(Collected data entries)

»»

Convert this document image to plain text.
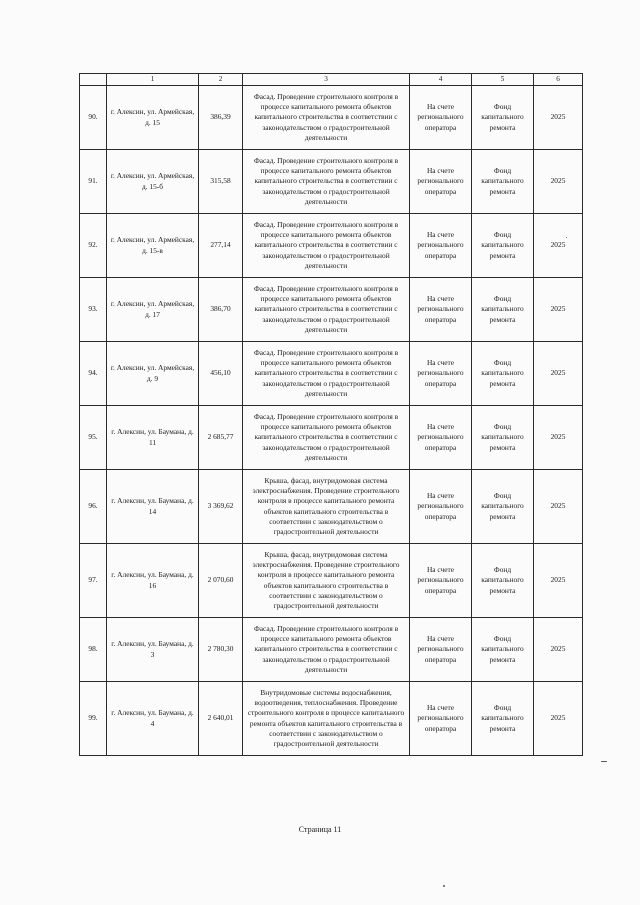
	1	2	3	4	5	6
90.	г. Алексин, ул. Армейская, д. 15	386,39	Фасад. Проведение строительного контроля в процессе капитального ремонта объектов капитального строительства в соответствии с законодательством о градостроительной деятельности	На счете регионального оператора	Фонд капитального ремонта	2025
91.	г. Алексин, ул. Армейская, д. 15-б	315,58	Фасад. Проведение строительного контроля в процессе капитального ремонта объектов капитального строительства в соответствии с законодательством о градостроительной деятельности	На счете регионального оператора	Фонд капитального ремонта	2025
92.	г. Алексин, ул. Армейская, д. 15-в	277,14	Фасад. Проведение строительного контроля в процессе капитального ремонта объектов капитального строительства в соответствии с законодательством о градостроительной деятельности	На счете регионального оператора	Фонд капитального ремонта	2025
93.	г. Алексин, ул. Армейская, д. 17	386,70	Фасад. Проведение строительного контроля в процессе капитального ремонта объектов капитального строительства в соответствии с законодательством о градостроительной деятельности	На счете регионального оператора	Фонд капитального ремонта	2025
94.	г. Алексин, ул. Армейская, д. 9	456,10	Фасад. Проведение строительного контроля в процессе капитального ремонта объектов капитального строительства в соответствии с законодательством о градостроительной деятельности	На счете регионального оператора	Фонд капитального ремонта	2025
95.	г. Алексин, ул. Баумана, д. 11	2 685,77	Фасад. Проведение строительного контроля в процессе капитального ремонта объектов капитального строительства в соответствии с законодательством о градостроительной деятельности	На счете регионального оператора	Фонд капитального ремонта	2025
96.	г. Алексин, ул. Баумана, д. 14	3 369,62	Крыша, фасад, внутридомовая система электроснабжения. Проведение строительного контроля в процессе капитального ремонта объектов капитального строительства в соответствии с законодательством о градостроительной деятельности	На счете регионального оператора	Фонд капитального ремонта	2025
97.	г. Алексин, ул. Баумана, д. 16	2 070,60	Крыша, фасад, внутридомовая система электроснабжения. Проведение строительного контроля в процессе капитального ремонта объектов капитального строительства в соответствии с законодательством о градостроительной деятельности	На счете регионального оператора	Фонд капитального ремонта	2025
98.	г. Алексин, ул. Баумана, д. 3	2 780,30	Фасад. Проведение строительного контроля в процессе капитального ремонта объектов капитального строительства в соответствии с законодательством о градостроительной деятельности	На счете регионального оператора	Фонд капитального ремонта	2025
99.	г. Алексин, ул. Баумана, д. 4	2 640,01	Внутридомовые системы водоснабжения, водоотведения, теплоснабжения. Проведение строительного контроля в процессе капитального ремонта объектов капитального строительства в соответствии с законодательством о градостроительной деятельности	На счете регионального оператора	Фонд капитального ремонта	2025
Страница 11
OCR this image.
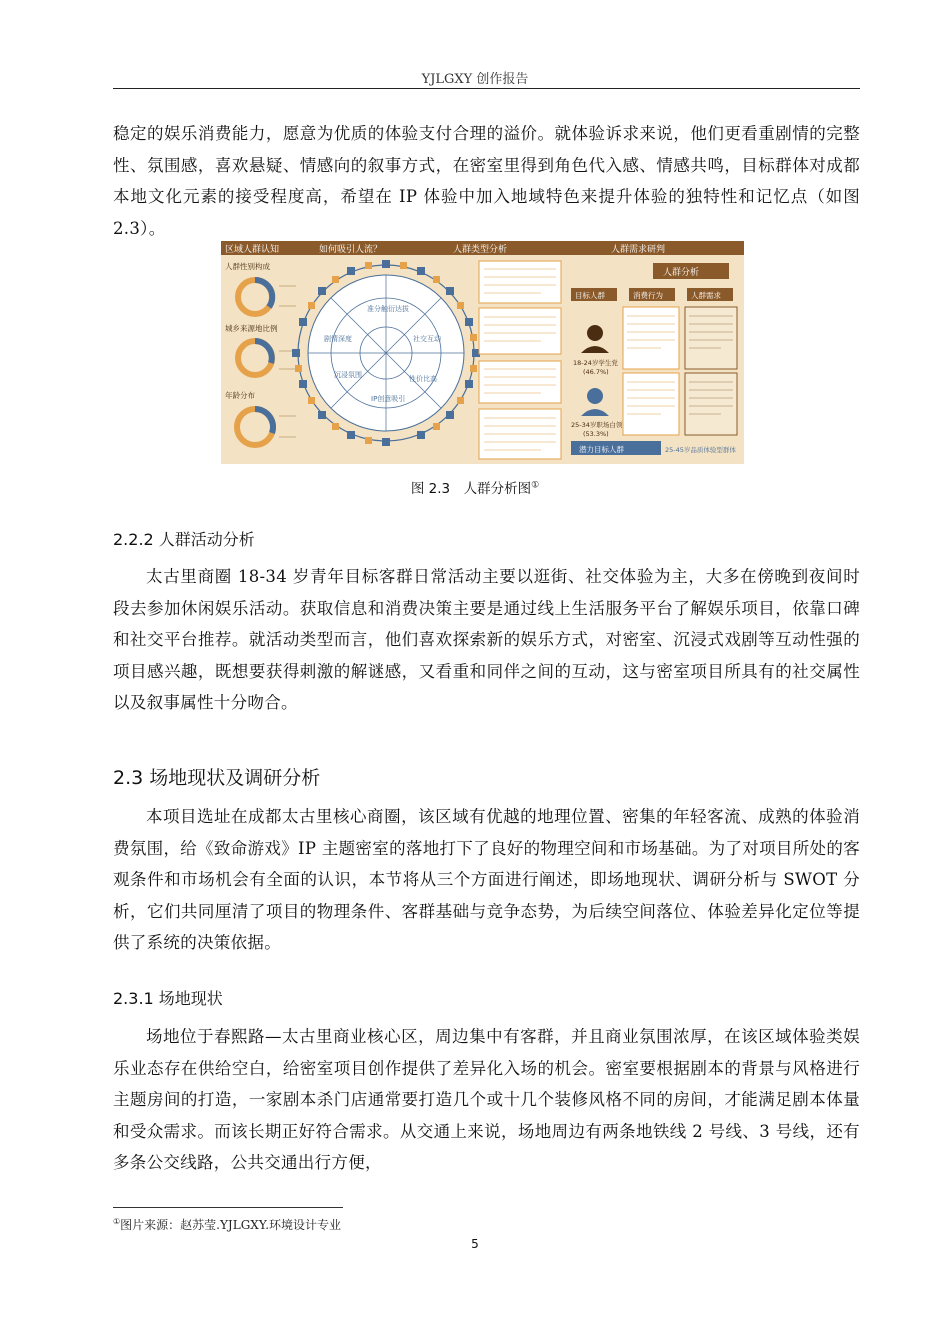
YJLGXY 创作报告

稳定的娱乐消费能力，愿意为优质的体验支付合理的溢价。就体验诉求来说，他们更看重剧情的完整性、氛围感，喜欢悬疑、情感向的叙事方式，在密室里得到角色代入感、情感共鸣，目标群体对成都本地文化元素的接受程度高，希望在 IP 体验中加入地域特色来提升体验的独特性和记忆点（如图 2.3）。

区域人群认知	如何吸引人流？	人群类型分析	人群需求研判
人群性别构成
城乡来源地比例
年龄分布
准分触衍达拔
剧情深度
沉浸氛围
社交互动
性价比高
IP创意吸引
人群分析
目标人群	消费行为	人群需求
18-24岁学生党
(46.7%)
25-34岁职场白领
(53.3%)
潜力目标人群	25-45岁品质体验型群体
图 2.3　人群分析图①
2.2.2 人群活动分析

太古里商圈 18-34 岁青年目标客群日常活动主要以逛街、社交体验为主，大多在傍晚到夜间时段去参加休闲娱乐活动。获取信息和消费决策主要是通过线上生活服务平台了解娱乐项目，依靠口碑和社交平台推荐。就活动类型而言，他们喜欢探索新的娱乐方式，对密室、沉浸式戏剧等互动性强的项目感兴趣，既想要获得刺激的解谜感，又看重和同伴之间的互动，这与密室项目所具有的社交属性以及叙事属性十分吻合。

2.3 场地现状及调研分析

本项目选址在成都太古里核心商圈，该区域有优越的地理位置、密集的年轻客流、成熟的体验消费氛围，给《致命游戏》IP 主题密室的落地打下了良好的物理空间和市场基础。为了对项目所处的客观条件和市场机会有全面的认识，本节将从三个方面进行阐述，即场地现状、调研分析与 SWOT 分析，它们共同厘清了项目的物理条件、客群基础与竞争态势，为后续空间落位、体验差异化定位等提供了系统的决策依据。

2.3.1 场地现状

场地位于春熙路—太古里商业核心区，周边集中有客群，并且商业氛围浓厚，在该区域体验类娱乐业态存在供给空白，给密室项目创作提供了差异化入场的机会。密室要根据剧本的背景与风格进行主题房间的打造，一家剧本杀门店通常要打造几个或十几个装修风格不同的房间，才能满足剧本体量和受众需求。而该长期正好符合需求。从交通上来说，场地周边有两条地铁线 2 号线、3 号线，还有多条公交线路，公共交通出行方便，

①图片来源：赵苏莹.YJLGXY.环境设计专业
5
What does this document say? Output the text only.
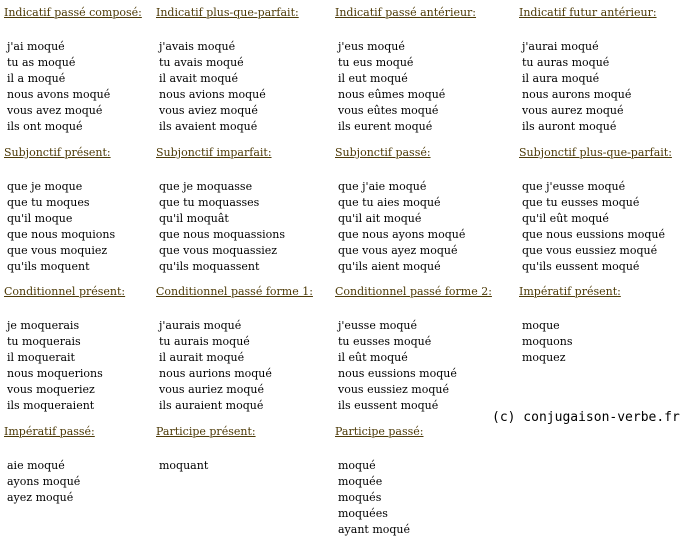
Indicatif passé composé:
j'ai moqué
tu as moqué
il a moqué
nous avons moqué
vous avez moqué
ils ont moqué
Indicatif plus-que-parfait:
j'avais moqué
tu avais moqué
il avait moqué
nous avions moqué
vous aviez moqué
ils avaient moqué
Indicatif passé antérieur:
j'eus moqué
tu eus moqué
il eut moqué
nous eûmes moqué
vous eûtes moqué
ils eurent moqué
Indicatif futur antérieur:
j'aurai moqué
tu auras moqué
il aura moqué
nous aurons moqué
vous aurez moqué
ils auront moqué
Subjonctif présent:
que je moque
que tu moques
qu'il moque
que nous moquions
que vous moquiez
qu'ils moquent
Subjonctif imparfait:
que je moquasse
que tu moquasses
qu'il moquât
que nous moquassions
que vous moquassiez
qu'ils moquassent
Subjonctif passé:
que j'aie moqué
que tu aies moqué
qu'il ait moqué
que nous ayons moqué
que vous ayez moqué
qu'ils aient moqué
Subjonctif plus-que-parfait:
que j'eusse moqué
que tu eusses moqué
qu'il eût moqué
que nous eussions moqué
que vous eussiez moqué
qu'ils eussent moqué
Conditionnel présent:
je moquerais
tu moquerais
il moquerait
nous moquerions
vous moqueriez
ils moqueraient
Conditionnel passé forme 1:
j'aurais moqué
tu aurais moqué
il aurait moqué
nous aurions moqué
vous auriez moqué
ils auraient moqué
Conditionnel passé forme 2:
j'eusse moqué
tu eusses moqué
il eût moqué
nous eussions moqué
vous eussiez moqué
ils eussent moqué
Impératif présent:
moque
moquons
moquez
Impératif passé:
aie moqué
ayons moqué
ayez moqué
Participe présent:
moquant
Participe passé:
moqué
moquée
moqués
moquées
ayant moqué
(c) conjugaison-verbe.fr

««

**Task statement:**
List the lines of the material in which the word "Indicatif" occurs.

**Problem solution:**
Indicatif passé composé:
Indicatif plus-que-parfait:
Indicatif passé antérieur:
Indicatif futur antérieur:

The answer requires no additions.